▶ [REQUIRED TASK] Below are records; state how many of their lines hold the word "value", and give only the figure.
[start]
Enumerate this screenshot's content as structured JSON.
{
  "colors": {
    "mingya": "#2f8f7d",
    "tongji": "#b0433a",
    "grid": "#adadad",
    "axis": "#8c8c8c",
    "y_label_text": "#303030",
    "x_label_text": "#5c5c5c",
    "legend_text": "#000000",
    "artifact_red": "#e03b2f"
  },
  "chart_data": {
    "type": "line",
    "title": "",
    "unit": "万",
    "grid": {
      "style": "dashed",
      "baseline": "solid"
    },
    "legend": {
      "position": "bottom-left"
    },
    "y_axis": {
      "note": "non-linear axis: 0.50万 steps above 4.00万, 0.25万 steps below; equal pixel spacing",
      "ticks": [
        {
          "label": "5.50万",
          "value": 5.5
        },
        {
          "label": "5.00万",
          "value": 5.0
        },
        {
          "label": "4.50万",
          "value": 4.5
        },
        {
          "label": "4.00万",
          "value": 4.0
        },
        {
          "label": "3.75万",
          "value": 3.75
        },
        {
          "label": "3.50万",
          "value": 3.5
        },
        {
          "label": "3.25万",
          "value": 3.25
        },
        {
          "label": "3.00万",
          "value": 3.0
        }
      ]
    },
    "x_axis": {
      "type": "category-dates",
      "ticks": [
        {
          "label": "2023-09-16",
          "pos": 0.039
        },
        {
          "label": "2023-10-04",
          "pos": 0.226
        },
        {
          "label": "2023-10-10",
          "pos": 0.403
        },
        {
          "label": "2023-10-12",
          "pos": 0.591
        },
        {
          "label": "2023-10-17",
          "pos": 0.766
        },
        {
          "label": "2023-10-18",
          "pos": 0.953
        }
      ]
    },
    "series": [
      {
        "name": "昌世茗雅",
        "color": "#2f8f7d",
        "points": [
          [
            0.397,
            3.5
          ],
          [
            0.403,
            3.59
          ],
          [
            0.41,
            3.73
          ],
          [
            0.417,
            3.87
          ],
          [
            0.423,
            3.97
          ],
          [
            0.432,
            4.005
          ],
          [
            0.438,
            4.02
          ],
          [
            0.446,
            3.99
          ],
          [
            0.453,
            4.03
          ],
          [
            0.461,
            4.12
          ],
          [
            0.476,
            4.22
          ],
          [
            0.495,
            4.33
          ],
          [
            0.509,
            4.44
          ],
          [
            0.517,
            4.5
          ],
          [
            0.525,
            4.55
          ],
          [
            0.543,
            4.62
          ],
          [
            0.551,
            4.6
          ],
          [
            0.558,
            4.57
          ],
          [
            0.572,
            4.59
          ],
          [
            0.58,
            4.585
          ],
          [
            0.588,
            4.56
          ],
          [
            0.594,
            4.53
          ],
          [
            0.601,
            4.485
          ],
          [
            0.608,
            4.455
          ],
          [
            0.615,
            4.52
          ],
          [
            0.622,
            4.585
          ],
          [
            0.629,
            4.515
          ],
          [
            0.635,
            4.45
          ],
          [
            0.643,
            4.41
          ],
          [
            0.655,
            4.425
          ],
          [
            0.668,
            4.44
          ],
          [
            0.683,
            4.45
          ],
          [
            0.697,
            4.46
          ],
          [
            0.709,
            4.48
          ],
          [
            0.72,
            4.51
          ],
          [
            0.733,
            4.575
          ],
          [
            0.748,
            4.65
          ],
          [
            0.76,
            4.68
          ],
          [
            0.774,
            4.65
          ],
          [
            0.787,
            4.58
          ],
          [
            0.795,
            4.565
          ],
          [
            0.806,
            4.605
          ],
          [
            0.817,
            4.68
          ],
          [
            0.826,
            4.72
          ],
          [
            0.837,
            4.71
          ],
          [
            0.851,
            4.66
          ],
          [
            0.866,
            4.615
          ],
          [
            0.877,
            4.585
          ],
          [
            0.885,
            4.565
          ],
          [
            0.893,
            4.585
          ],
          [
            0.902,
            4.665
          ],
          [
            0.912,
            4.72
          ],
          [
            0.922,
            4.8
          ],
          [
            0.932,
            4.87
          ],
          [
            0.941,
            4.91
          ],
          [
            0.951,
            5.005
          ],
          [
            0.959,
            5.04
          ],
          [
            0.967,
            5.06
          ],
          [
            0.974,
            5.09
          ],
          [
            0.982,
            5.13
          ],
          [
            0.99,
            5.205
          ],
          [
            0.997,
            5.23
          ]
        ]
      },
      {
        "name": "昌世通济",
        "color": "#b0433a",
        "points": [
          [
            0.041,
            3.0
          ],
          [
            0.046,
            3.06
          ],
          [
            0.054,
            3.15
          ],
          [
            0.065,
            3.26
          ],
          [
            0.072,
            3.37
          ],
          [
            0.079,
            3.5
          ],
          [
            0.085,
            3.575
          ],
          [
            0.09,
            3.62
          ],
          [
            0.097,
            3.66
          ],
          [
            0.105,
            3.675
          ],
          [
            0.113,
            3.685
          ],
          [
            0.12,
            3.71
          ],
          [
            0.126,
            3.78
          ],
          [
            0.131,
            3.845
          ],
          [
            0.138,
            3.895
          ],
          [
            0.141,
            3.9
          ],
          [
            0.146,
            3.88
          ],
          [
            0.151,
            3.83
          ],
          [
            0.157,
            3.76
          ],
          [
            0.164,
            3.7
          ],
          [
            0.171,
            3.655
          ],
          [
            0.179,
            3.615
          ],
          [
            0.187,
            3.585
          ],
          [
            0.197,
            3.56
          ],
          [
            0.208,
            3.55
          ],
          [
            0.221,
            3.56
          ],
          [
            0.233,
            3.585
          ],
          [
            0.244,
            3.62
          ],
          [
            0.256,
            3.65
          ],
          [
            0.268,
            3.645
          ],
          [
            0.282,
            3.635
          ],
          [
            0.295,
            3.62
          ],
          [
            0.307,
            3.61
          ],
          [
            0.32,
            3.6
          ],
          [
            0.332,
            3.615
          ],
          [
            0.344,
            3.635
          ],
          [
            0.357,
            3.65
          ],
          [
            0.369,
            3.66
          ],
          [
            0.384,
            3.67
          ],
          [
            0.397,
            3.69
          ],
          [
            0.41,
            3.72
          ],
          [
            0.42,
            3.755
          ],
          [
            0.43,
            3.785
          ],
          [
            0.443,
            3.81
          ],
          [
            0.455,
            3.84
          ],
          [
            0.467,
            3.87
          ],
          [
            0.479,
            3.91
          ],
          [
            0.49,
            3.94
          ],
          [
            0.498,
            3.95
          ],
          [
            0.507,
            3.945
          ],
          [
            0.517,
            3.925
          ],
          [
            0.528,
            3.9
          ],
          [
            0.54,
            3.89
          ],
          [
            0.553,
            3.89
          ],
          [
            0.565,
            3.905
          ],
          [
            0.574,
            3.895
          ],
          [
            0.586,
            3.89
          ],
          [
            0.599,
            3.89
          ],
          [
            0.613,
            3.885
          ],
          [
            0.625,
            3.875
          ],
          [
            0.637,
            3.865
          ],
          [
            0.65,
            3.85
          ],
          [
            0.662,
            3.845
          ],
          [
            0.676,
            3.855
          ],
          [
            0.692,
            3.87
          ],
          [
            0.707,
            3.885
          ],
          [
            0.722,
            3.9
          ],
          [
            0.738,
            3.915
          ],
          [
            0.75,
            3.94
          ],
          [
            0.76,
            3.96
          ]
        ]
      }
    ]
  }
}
[end]
▶ [ANSWER FOR THIS EXERCISE] 8